→ **What the task requires**: Write out all of the data exactly as it appears.

(Saved data entries)
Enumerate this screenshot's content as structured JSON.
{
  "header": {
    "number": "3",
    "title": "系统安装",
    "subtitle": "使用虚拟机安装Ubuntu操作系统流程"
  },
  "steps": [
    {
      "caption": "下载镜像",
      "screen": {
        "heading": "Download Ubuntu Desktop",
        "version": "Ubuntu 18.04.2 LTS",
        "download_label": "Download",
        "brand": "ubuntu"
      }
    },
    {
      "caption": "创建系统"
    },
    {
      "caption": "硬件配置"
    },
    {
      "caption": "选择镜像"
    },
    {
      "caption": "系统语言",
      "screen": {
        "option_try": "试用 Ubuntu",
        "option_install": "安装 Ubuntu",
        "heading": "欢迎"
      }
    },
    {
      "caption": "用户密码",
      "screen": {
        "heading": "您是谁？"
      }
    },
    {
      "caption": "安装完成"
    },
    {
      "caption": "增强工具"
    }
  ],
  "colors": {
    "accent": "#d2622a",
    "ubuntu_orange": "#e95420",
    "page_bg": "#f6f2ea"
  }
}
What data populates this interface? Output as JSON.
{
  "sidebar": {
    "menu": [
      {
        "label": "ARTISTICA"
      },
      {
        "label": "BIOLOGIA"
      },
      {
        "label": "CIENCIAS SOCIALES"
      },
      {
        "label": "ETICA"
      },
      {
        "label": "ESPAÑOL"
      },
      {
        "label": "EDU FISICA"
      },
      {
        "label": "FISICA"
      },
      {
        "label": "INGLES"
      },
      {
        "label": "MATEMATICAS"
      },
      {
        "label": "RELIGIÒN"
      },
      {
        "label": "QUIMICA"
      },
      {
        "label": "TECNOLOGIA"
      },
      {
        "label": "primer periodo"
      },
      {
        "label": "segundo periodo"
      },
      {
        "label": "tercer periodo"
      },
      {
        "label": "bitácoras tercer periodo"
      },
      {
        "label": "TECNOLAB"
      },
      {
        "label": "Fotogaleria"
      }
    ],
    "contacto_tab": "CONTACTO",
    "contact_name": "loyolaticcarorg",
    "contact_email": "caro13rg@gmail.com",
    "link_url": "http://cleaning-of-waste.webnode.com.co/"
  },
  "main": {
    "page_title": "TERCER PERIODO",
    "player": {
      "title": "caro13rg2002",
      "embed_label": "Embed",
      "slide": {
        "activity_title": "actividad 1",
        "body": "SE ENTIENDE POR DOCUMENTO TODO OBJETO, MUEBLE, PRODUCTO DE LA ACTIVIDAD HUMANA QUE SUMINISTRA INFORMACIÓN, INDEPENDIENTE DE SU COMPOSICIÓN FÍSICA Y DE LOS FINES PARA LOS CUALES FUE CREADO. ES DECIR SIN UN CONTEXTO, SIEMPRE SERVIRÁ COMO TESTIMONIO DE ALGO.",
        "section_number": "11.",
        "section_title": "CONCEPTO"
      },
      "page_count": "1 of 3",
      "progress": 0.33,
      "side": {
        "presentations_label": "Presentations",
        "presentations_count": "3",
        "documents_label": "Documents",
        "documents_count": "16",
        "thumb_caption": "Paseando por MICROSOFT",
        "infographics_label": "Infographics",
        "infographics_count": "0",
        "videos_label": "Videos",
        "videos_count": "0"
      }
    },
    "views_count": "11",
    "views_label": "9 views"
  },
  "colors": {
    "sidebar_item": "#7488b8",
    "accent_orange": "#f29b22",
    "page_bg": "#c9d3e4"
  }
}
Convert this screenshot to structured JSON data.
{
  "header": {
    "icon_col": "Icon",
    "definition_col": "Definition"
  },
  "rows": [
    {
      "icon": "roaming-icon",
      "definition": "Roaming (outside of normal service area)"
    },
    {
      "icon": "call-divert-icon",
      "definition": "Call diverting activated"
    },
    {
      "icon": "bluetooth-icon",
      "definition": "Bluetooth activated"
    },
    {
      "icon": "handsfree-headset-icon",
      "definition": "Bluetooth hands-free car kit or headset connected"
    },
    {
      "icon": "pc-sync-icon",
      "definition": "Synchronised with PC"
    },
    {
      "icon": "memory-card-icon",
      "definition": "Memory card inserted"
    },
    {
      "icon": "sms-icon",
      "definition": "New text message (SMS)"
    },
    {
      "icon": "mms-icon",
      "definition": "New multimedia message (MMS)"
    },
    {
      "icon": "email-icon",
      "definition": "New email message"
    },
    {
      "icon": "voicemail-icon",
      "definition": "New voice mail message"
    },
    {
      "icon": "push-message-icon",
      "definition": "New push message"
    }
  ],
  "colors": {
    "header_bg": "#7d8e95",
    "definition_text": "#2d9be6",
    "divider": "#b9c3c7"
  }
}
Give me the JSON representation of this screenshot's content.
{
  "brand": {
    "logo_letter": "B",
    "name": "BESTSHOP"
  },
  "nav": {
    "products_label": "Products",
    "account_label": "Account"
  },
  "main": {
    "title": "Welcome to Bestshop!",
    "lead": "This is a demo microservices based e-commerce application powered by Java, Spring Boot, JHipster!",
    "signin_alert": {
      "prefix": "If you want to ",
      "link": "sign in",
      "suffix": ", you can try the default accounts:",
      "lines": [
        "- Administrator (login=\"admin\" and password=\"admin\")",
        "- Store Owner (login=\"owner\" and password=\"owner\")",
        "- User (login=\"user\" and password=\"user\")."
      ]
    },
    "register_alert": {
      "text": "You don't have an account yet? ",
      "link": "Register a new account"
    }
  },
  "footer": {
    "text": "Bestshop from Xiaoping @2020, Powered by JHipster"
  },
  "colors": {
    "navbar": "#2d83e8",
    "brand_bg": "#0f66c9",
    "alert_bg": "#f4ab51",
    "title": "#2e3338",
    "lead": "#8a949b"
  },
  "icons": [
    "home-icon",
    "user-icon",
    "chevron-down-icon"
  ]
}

→ **Solution for this exercise**:
Enumerate this screenshot's content as structured JSON.
{
  "header": {
    "number": "3",
    "title": "系统安装",
    "subtitle": "使用虚拟机安装Ubuntu操作系统流程"
  },
  "steps": [
    {
      "caption": "下载镜像",
      "screen": {
        "heading": "Download Ubuntu Desktop",
        "version": "Ubuntu 18.04.2 LTS",
        "download_label": "Download",
        "brand": "ubuntu"
      }
    },
    {
      "caption": "创建系统"
    },
    {
      "caption": "硬件配置"
    },
    {
      "caption": "选择镜像"
    },
    {
      "caption": "系统语言",
      "screen": {
        "option_try": "试用 Ubuntu",
        "option_install": "安装 Ubuntu",
        "heading": "欢迎"
      }
    },
    {
      "caption": "用户密码",
      "screen": {
        "heading": "您是谁？"
      }
    },
    {
      "caption": "安装完成"
    },
    {
      "caption": "增强工具"
    }
  ],
  "colors": {
    "accent": "#d2622a",
    "ubuntu_orange": "#e95420",
    "page_bg": "#f6f2ea"
  }
}
What data populates this interface? Output as JSON.
{
  "sidebar": {
    "menu": [
      {
        "label": "ARTISTICA"
      },
      {
        "label": "BIOLOGIA"
      },
      {
        "label": "CIENCIAS SOCIALES"
      },
      {
        "label": "ETICA"
      },
      {
        "label": "ESPAÑOL"
      },
      {
        "label": "EDU FISICA"
      },
      {
        "label": "FISICA"
      },
      {
        "label": "INGLES"
      },
      {
        "label": "MATEMATICAS"
      },
      {
        "label": "RELIGIÒN"
      },
      {
        "label": "QUIMICA"
      },
      {
        "label": "TECNOLOGIA"
      },
      {
        "label": "primer periodo"
      },
      {
        "label": "segundo periodo"
      },
      {
        "label": "tercer periodo"
      },
      {
        "label": "bitácoras tercer periodo"
      },
      {
        "label": "TECNOLAB"
      },
      {
        "label": "Fotogaleria"
      }
    ],
    "contacto_tab": "CONTACTO",
    "contact_name": "loyolaticcarorg",
    "contact_email": "caro13rg@gmail.com",
    "link_url": "http://cleaning-of-waste.webnode.com.co/"
  },
  "main": {
    "page_title": "TERCER PERIODO",
    "player": {
      "title": "caro13rg2002",
      "embed_label": "Embed",
      "slide": {
        "activity_title": "actividad 1",
        "body": "SE ENTIENDE POR DOCUMENTO TODO OBJETO, MUEBLE, PRODUCTO DE LA ACTIVIDAD HUMANA QUE SUMINISTRA INFORMACIÓN, INDEPENDIENTE DE SU COMPOSICIÓN FÍSICA Y DE LOS FINES PARA LOS CUALES FUE CREADO. ES DECIR SIN UN CONTEXTO, SIEMPRE SERVIRÁ COMO TESTIMONIO DE ALGO.",
        "section_number": "11.",
        "section_title": "CONCEPTO"
      },
      "page_count": "1 of 3",
      "progress": 0.33,
      "side": {
        "presentations_label": "Presentations",
        "presentations_count": "3",
        "documents_label": "Documents",
        "documents_count": "16",
        "thumb_caption": "Paseando por MICROSOFT",
        "infographics_label": "Infographics",
        "infographics_count": "0",
        "videos_label": "Videos",
        "videos_count": "0"
      }
    },
    "views_count": "11",
    "views_label": "9 views"
  },
  "colors": {
    "sidebar_item": "#7488b8",
    "accent_orange": "#f29b22",
    "page_bg": "#c9d3e4"
  }
}
Convert this screenshot to structured JSON data.
{
  "header": {
    "icon_col": "Icon",
    "definition_col": "Definition"
  },
  "rows": [
    {
      "icon": "roaming-icon",
      "definition": "Roaming (outside of normal service area)"
    },
    {
      "icon": "call-divert-icon",
      "definition": "Call diverting activated"
    },
    {
      "icon": "bluetooth-icon",
      "definition": "Bluetooth activated"
    },
    {
      "icon": "handsfree-headset-icon",
      "definition": "Bluetooth hands-free car kit or headset connected"
    },
    {
      "icon": "pc-sync-icon",
      "definition": "Synchronised with PC"
    },
    {
      "icon": "memory-card-icon",
      "definition": "Memory card inserted"
    },
    {
      "icon": "sms-icon",
      "definition": "New text message (SMS)"
    },
    {
      "icon": "mms-icon",
      "definition": "New multimedia message (MMS)"
    },
    {
      "icon": "email-icon",
      "definition": "New email message"
    },
    {
      "icon": "voicemail-icon",
      "definition": "New voice mail message"
    },
    {
      "icon": "push-message-icon",
      "definition": "New push message"
    }
  ],
  "colors": {
    "header_bg": "#7d8e95",
    "definition_text": "#2d9be6",
    "divider": "#b9c3c7"
  }
}
Give me the JSON representation of this screenshot's content.
{
  "brand": {
    "logo_letter": "B",
    "name": "BESTSHOP"
  },
  "nav": {
    "products_label": "Products",
    "account_label": "Account"
  },
  "main": {
    "title": "Welcome to Bestshop!",
    "lead": "This is a demo microservices based e-commerce application powered by Java, Spring Boot, JHipster!",
    "signin_alert": {
      "prefix": "If you want to ",
      "link": "sign in",
      "suffix": ", you can try the default accounts:",
      "lines": [
        "- Administrator (login=\"admin\" and password=\"admin\")",
        "- Store Owner (login=\"owner\" and password=\"owner\")",
        "- User (login=\"user\" and password=\"user\")."
      ]
    },
    "register_alert": {
      "text": "You don't have an account yet? ",
      "link": "Register a new account"
    }
  },
  "footer": {
    "text": "Bestshop from Xiaoping @2020, Powered by JHipster"
  },
  "colors": {
    "navbar": "#2d83e8",
    "brand_bg": "#0f66c9",
    "alert_bg": "#f4ab51",
    "title": "#2e3338",
    "lead": "#8a949b"
  },
  "icons": [
    "home-icon",
    "user-icon",
    "chevron-down-icon"
  ]
}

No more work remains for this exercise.